- REQUIREMENTS
Skip every picture and transcribe the remaining material exactly.

- INPUT ROWS
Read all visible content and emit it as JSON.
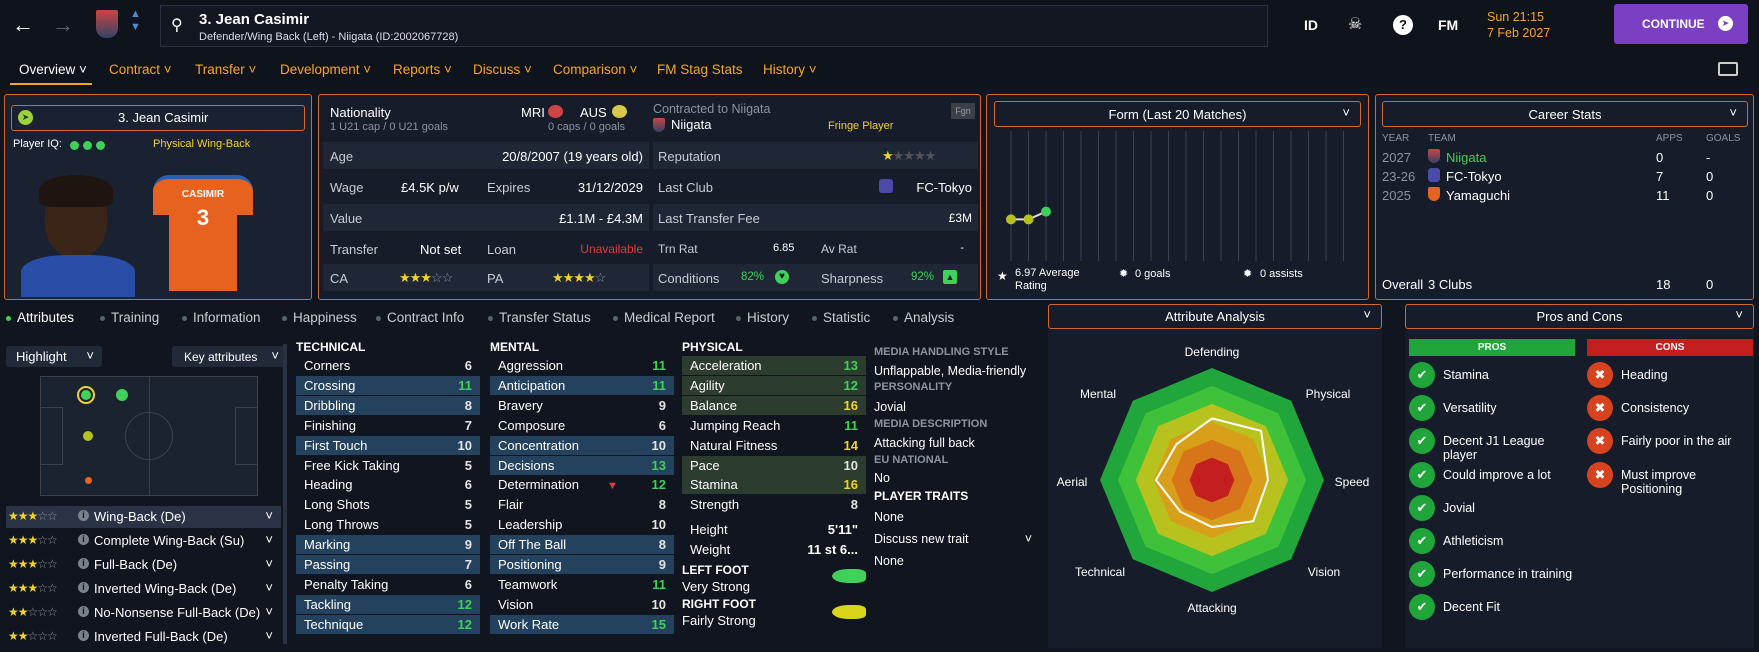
{
  "header": {
    "title": "3. Jean Casimir",
    "subtitle": "Defender/Wing Back (Left) - Niigata (ID:2002067728)",
    "id_label": "ID",
    "fm_label": "FM",
    "time": "Sun 21:15",
    "date": "7 Feb 2027",
    "continue_label": "CONTINUE"
  },
  "nav": [
    {
      "label": "Overview"
    },
    {
      "label": "Contract"
    },
    {
      "label": "Transfer"
    },
    {
      "label": "Development"
    },
    {
      "label": "Reports"
    },
    {
      "label": "Discuss"
    },
    {
      "label": "Comparison"
    },
    {
      "label": "FM Stag Stats"
    },
    {
      "label": "History"
    }
  ],
  "card": {
    "name": "3. Jean Casimir",
    "iq_label": "Player IQ:",
    "role": "Physical Wing-Back",
    "shirt_name": "CASIMIR",
    "shirt_number": "3"
  },
  "info": {
    "nationality_label": "Nationality",
    "nat1": "MRI",
    "nat2": "AUS",
    "u21": "1 U21 cap / 0 U21 goals",
    "caps": "0 caps / 0 goals",
    "age_label": "Age",
    "age": "20/8/2007 (19 years old)",
    "wage_label": "Wage",
    "wage": "£4.5K p/w",
    "expires_label": "Expires",
    "expires": "31/12/2029",
    "value_label": "Value",
    "value": "£1.1M - £4.3M",
    "transfer_label": "Transfer",
    "transfer": "Not set",
    "loan_label": "Loan",
    "loan": "Unavailable",
    "ca_label": "CA",
    "pa_label": "PA",
    "ca_stars": 2.5,
    "pa_stars": 3.5
  },
  "contract": {
    "contracted_label": "Contracted to Niigata",
    "club": "Niigata",
    "status": "Fringe Player",
    "fgn": "Fgn",
    "reputation_label": "Reputation",
    "reputation_stars": 0.5,
    "last_club_label": "Last Club",
    "last_club": "FC-Tokyo",
    "last_fee_label": "Last Transfer Fee",
    "last_fee": "£3M",
    "trn_label": "Trn Rat",
    "trn": "6.85",
    "av_label": "Av Rat",
    "av": "-",
    "conditions_label": "Conditions",
    "conditions": "82%",
    "sharpness_label": "Sharpness",
    "sharpness": "92%"
  },
  "form": {
    "title": "Form (Last 20 Matches)",
    "avg": "6.97 Average Rating",
    "goals": "0 goals",
    "assists": "0 assists",
    "ratings": [
      6.6,
      6.6,
      6.9
    ]
  },
  "career": {
    "title": "Career Stats",
    "headers": [
      "YEAR",
      "TEAM",
      "APPS",
      "GOALS"
    ],
    "rows": [
      {
        "year": "2027",
        "team": "Niigata",
        "apps": "0",
        "goals": "-"
      },
      {
        "year": "23-26",
        "team": "FC-Tokyo",
        "apps": "7",
        "goals": "0"
      },
      {
        "year": "2025",
        "team": "Yamaguchi",
        "apps": "11",
        "goals": "0"
      }
    ],
    "overall_label": "Overall",
    "overall_clubs": "3 Clubs",
    "overall_apps": "18",
    "overall_goals": "0"
  },
  "tabs": [
    {
      "label": "Attributes"
    },
    {
      "label": "Training"
    },
    {
      "label": "Information"
    },
    {
      "label": "Happiness"
    },
    {
      "label": "Contract Info"
    },
    {
      "label": "Transfer Status"
    },
    {
      "label": "Medical Report"
    },
    {
      "label": "History"
    },
    {
      "label": "Statistic"
    },
    {
      "label": "Analysis"
    }
  ],
  "controls": {
    "highlight": "Highlight",
    "key_attributes": "Key attributes"
  },
  "roles": [
    {
      "name": "Wing-Back (De)",
      "stars": 3
    },
    {
      "name": "Complete Wing-Back (Su)",
      "stars": 2.5
    },
    {
      "name": "Full-Back (De)",
      "stars": 2.5
    },
    {
      "name": "Inverted Wing-Back (De)",
      "stars": 2.5
    },
    {
      "name": "No-Nonsense Full-Back (De)",
      "stars": 2
    },
    {
      "name": "Inverted Full-Back (De)",
      "stars": 2
    }
  ],
  "technical": {
    "title": "TECHNICAL",
    "items": [
      {
        "n": "Corners",
        "v": "6"
      },
      {
        "n": "Crossing",
        "v": "11"
      },
      {
        "n": "Dribbling",
        "v": "8"
      },
      {
        "n": "Finishing",
        "v": "7"
      },
      {
        "n": "First Touch",
        "v": "10"
      },
      {
        "n": "Free Kick Taking",
        "v": "5"
      },
      {
        "n": "Heading",
        "v": "6"
      },
      {
        "n": "Long Shots",
        "v": "5"
      },
      {
        "n": "Long Throws",
        "v": "5"
      },
      {
        "n": "Marking",
        "v": "9"
      },
      {
        "n": "Passing",
        "v": "7"
      },
      {
        "n": "Penalty Taking",
        "v": "6"
      },
      {
        "n": "Tackling",
        "v": "12"
      },
      {
        "n": "Technique",
        "v": "12"
      }
    ]
  },
  "mental": {
    "title": "MENTAL",
    "items": [
      {
        "n": "Aggression",
        "v": "11"
      },
      {
        "n": "Anticipation",
        "v": "11"
      },
      {
        "n": "Bravery",
        "v": "9"
      },
      {
        "n": "Composure",
        "v": "6"
      },
      {
        "n": "Concentration",
        "v": "10"
      },
      {
        "n": "Decisions",
        "v": "13"
      },
      {
        "n": "Determination",
        "v": "12"
      },
      {
        "n": "Flair",
        "v": "8"
      },
      {
        "n": "Leadership",
        "v": "10"
      },
      {
        "n": "Off The Ball",
        "v": "8"
      },
      {
        "n": "Positioning",
        "v": "9"
      },
      {
        "n": "Teamwork",
        "v": "11"
      },
      {
        "n": "Vision",
        "v": "10"
      },
      {
        "n": "Work Rate",
        "v": "15"
      }
    ]
  },
  "physical": {
    "title": "PHYSICAL",
    "items": [
      {
        "n": "Acceleration",
        "v": "13"
      },
      {
        "n": "Agility",
        "v": "12"
      },
      {
        "n": "Balance",
        "v": "16"
      },
      {
        "n": "Jumping Reach",
        "v": "11"
      },
      {
        "n": "Natural Fitness",
        "v": "14"
      },
      {
        "n": "Pace",
        "v": "10"
      },
      {
        "n": "Stamina",
        "v": "16"
      },
      {
        "n": "Strength",
        "v": "8"
      }
    ],
    "height_label": "Height",
    "height": "5'11\"",
    "weight_label": "Weight",
    "weight": "11 st 6...",
    "left_foot_label": "LEFT FOOT",
    "left_foot": "Very Strong",
    "right_foot_label": "RIGHT FOOT",
    "right_foot": "Fairly Strong"
  },
  "personality": {
    "media_style_label": "MEDIA HANDLING STYLE",
    "media_style": "Unflappable, Media-friendly",
    "personality_label": "PERSONALITY",
    "personality": "Jovial",
    "media_desc_label": "MEDIA DESCRIPTION",
    "media_desc": "Attacking full back",
    "eu_label": "EU NATIONAL",
    "eu": "No",
    "traits_label": "PLAYER TRAITS",
    "traits": "None",
    "discuss_label": "Discuss new trait",
    "discuss_value": "None"
  },
  "analysis": {
    "title": "Attribute Analysis",
    "labels": [
      "Defending",
      "Physical",
      "Speed",
      "Vision",
      "Attacking",
      "Technical",
      "Aerial",
      "Mental"
    ],
    "values": [
      0.55,
      0.62,
      0.5,
      0.52,
      0.42,
      0.4,
      0.5,
      0.45
    ]
  },
  "proscons": {
    "title": "Pros and Cons",
    "pros_label": "PROS",
    "cons_label": "CONS",
    "pros": [
      "Stamina",
      "Versatility",
      "Decent J1 League player",
      "Could improve a lot",
      "Jovial",
      "Athleticism",
      "Performance in training",
      "Decent Fit"
    ],
    "cons": [
      "Heading",
      "Consistency",
      "Fairly poor in the air",
      "Must improve Positioning"
    ]
  }
}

- TASK RESPONSE
Read all visible content and emit it as JSON.
{
  "header": {
    "title": "3. Jean Casimir",
    "subtitle": "Defender/Wing Back (Left) - Niigata (ID:2002067728)",
    "id_label": "ID",
    "fm_label": "FM",
    "time": "Sun 21:15",
    "date": "7 Feb 2027",
    "continue_label": "CONTINUE"
  },
  "nav": [
    {
      "label": "Overview"
    },
    {
      "label": "Contract"
    },
    {
      "label": "Transfer"
    },
    {
      "label": "Development"
    },
    {
      "label": "Reports"
    },
    {
      "label": "Discuss"
    },
    {
      "label": "Comparison"
    },
    {
      "label": "FM Stag Stats"
    },
    {
      "label": "History"
    }
  ],
  "card": {
    "name": "3. Jean Casimir",
    "iq_label": "Player IQ:",
    "role": "Physical Wing-Back",
    "shirt_name": "CASIMIR",
    "shirt_number": "3"
  },
  "info": {
    "nationality_label": "Nationality",
    "nat1": "MRI",
    "nat2": "AUS",
    "u21": "1 U21 cap / 0 U21 goals",
    "caps": "0 caps / 0 goals",
    "age_label": "Age",
    "age": "20/8/2007 (19 years old)",
    "wage_label": "Wage",
    "wage": "£4.5K p/w",
    "expires_label": "Expires",
    "expires": "31/12/2029",
    "value_label": "Value",
    "value": "£1.1M - £4.3M",
    "transfer_label": "Transfer",
    "transfer": "Not set",
    "loan_label": "Loan",
    "loan": "Unavailable",
    "ca_label": "CA",
    "pa_label": "PA",
    "ca_stars": 2.5,
    "pa_stars": 3.5
  },
  "contract": {
    "contracted_label": "Contracted to Niigata",
    "club": "Niigata",
    "status": "Fringe Player",
    "fgn": "Fgn",
    "reputation_label": "Reputation",
    "reputation_stars": 0.5,
    "last_club_label": "Last Club",
    "last_club": "FC-Tokyo",
    "last_fee_label": "Last Transfer Fee",
    "last_fee": "£3M",
    "trn_label": "Trn Rat",
    "trn": "6.85",
    "av_label": "Av Rat",
    "av": "-",
    "conditions_label": "Conditions",
    "conditions": "82%",
    "sharpness_label": "Sharpness",
    "sharpness": "92%"
  },
  "form": {
    "title": "Form (Last 20 Matches)",
    "avg": "6.97 Average Rating",
    "goals": "0 goals",
    "assists": "0 assists",
    "ratings": [
      6.6,
      6.6,
      6.9
    ]
  },
  "career": {
    "title": "Career Stats",
    "headers": [
      "YEAR",
      "TEAM",
      "APPS",
      "GOALS"
    ],
    "rows": [
      {
        "year": "2027",
        "team": "Niigata",
        "apps": "0",
        "goals": "-"
      },
      {
        "year": "23-26",
        "team": "FC-Tokyo",
        "apps": "7",
        "goals": "0"
      },
      {
        "year": "2025",
        "team": "Yamaguchi",
        "apps": "11",
        "goals": "0"
      }
    ],
    "overall_label": "Overall",
    "overall_clubs": "3 Clubs",
    "overall_apps": "18",
    "overall_goals": "0"
  },
  "tabs": [
    {
      "label": "Attributes"
    },
    {
      "label": "Training"
    },
    {
      "label": "Information"
    },
    {
      "label": "Happiness"
    },
    {
      "label": "Contract Info"
    },
    {
      "label": "Transfer Status"
    },
    {
      "label": "Medical Report"
    },
    {
      "label": "History"
    },
    {
      "label": "Statistic"
    },
    {
      "label": "Analysis"
    }
  ],
  "controls": {
    "highlight": "Highlight",
    "key_attributes": "Key attributes"
  },
  "roles": [
    {
      "name": "Wing-Back (De)",
      "stars": 3
    },
    {
      "name": "Complete Wing-Back (Su)",
      "stars": 2.5
    },
    {
      "name": "Full-Back (De)",
      "stars": 2.5
    },
    {
      "name": "Inverted Wing-Back (De)",
      "stars": 2.5
    },
    {
      "name": "No-Nonsense Full-Back (De)",
      "stars": 2
    },
    {
      "name": "Inverted Full-Back (De)",
      "stars": 2
    }
  ],
  "technical": {
    "title": "TECHNICAL",
    "items": [
      {
        "n": "Corners",
        "v": "6"
      },
      {
        "n": "Crossing",
        "v": "11"
      },
      {
        "n": "Dribbling",
        "v": "8"
      },
      {
        "n": "Finishing",
        "v": "7"
      },
      {
        "n": "First Touch",
        "v": "10"
      },
      {
        "n": "Free Kick Taking",
        "v": "5"
      },
      {
        "n": "Heading",
        "v": "6"
      },
      {
        "n": "Long Shots",
        "v": "5"
      },
      {
        "n": "Long Throws",
        "v": "5"
      },
      {
        "n": "Marking",
        "v": "9"
      },
      {
        "n": "Passing",
        "v": "7"
      },
      {
        "n": "Penalty Taking",
        "v": "6"
      },
      {
        "n": "Tackling",
        "v": "12"
      },
      {
        "n": "Technique",
        "v": "12"
      }
    ]
  },
  "mental": {
    "title": "MENTAL",
    "items": [
      {
        "n": "Aggression",
        "v": "11"
      },
      {
        "n": "Anticipation",
        "v": "11"
      },
      {
        "n": "Bravery",
        "v": "9"
      },
      {
        "n": "Composure",
        "v": "6"
      },
      {
        "n": "Concentration",
        "v": "10"
      },
      {
        "n": "Decisions",
        "v": "13"
      },
      {
        "n": "Determination",
        "v": "12"
      },
      {
        "n": "Flair",
        "v": "8"
      },
      {
        "n": "Leadership",
        "v": "10"
      },
      {
        "n": "Off The Ball",
        "v": "8"
      },
      {
        "n": "Positioning",
        "v": "9"
      },
      {
        "n": "Teamwork",
        "v": "11"
      },
      {
        "n": "Vision",
        "v": "10"
      },
      {
        "n": "Work Rate",
        "v": "15"
      }
    ]
  },
  "physical": {
    "title": "PHYSICAL",
    "items": [
      {
        "n": "Acceleration",
        "v": "13"
      },
      {
        "n": "Agility",
        "v": "12"
      },
      {
        "n": "Balance",
        "v": "16"
      },
      {
        "n": "Jumping Reach",
        "v": "11"
      },
      {
        "n": "Natural Fitness",
        "v": "14"
      },
      {
        "n": "Pace",
        "v": "10"
      },
      {
        "n": "Stamina",
        "v": "16"
      },
      {
        "n": "Strength",
        "v": "8"
      }
    ],
    "height_label": "Height",
    "height": "5'11\"",
    "weight_label": "Weight",
    "weight": "11 st 6...",
    "left_foot_label": "LEFT FOOT",
    "left_foot": "Very Strong",
    "right_foot_label": "RIGHT FOOT",
    "right_foot": "Fairly Strong"
  },
  "personality": {
    "media_style_label": "MEDIA HANDLING STYLE",
    "media_style": "Unflappable, Media-friendly",
    "personality_label": "PERSONALITY",
    "personality": "Jovial",
    "media_desc_label": "MEDIA DESCRIPTION",
    "media_desc": "Attacking full back",
    "eu_label": "EU NATIONAL",
    "eu": "No",
    "traits_label": "PLAYER TRAITS",
    "traits": "None",
    "discuss_label": "Discuss new trait",
    "discuss_value": "None"
  },
  "analysis": {
    "title": "Attribute Analysis",
    "labels": [
      "Defending",
      "Physical",
      "Speed",
      "Vision",
      "Attacking",
      "Technical",
      "Aerial",
      "Mental"
    ],
    "values": [
      0.55,
      0.62,
      0.5,
      0.52,
      0.42,
      0.4,
      0.5,
      0.45
    ]
  },
  "proscons": {
    "title": "Pros and Cons",
    "pros_label": "PROS",
    "cons_label": "CONS",
    "pros": [
      "Stamina",
      "Versatility",
      "Decent J1 League player",
      "Could improve a lot",
      "Jovial",
      "Athleticism",
      "Performance in training",
      "Decent Fit"
    ],
    "cons": [
      "Heading",
      "Consistency",
      "Fairly poor in the air",
      "Must improve Positioning"
    ]
  }
}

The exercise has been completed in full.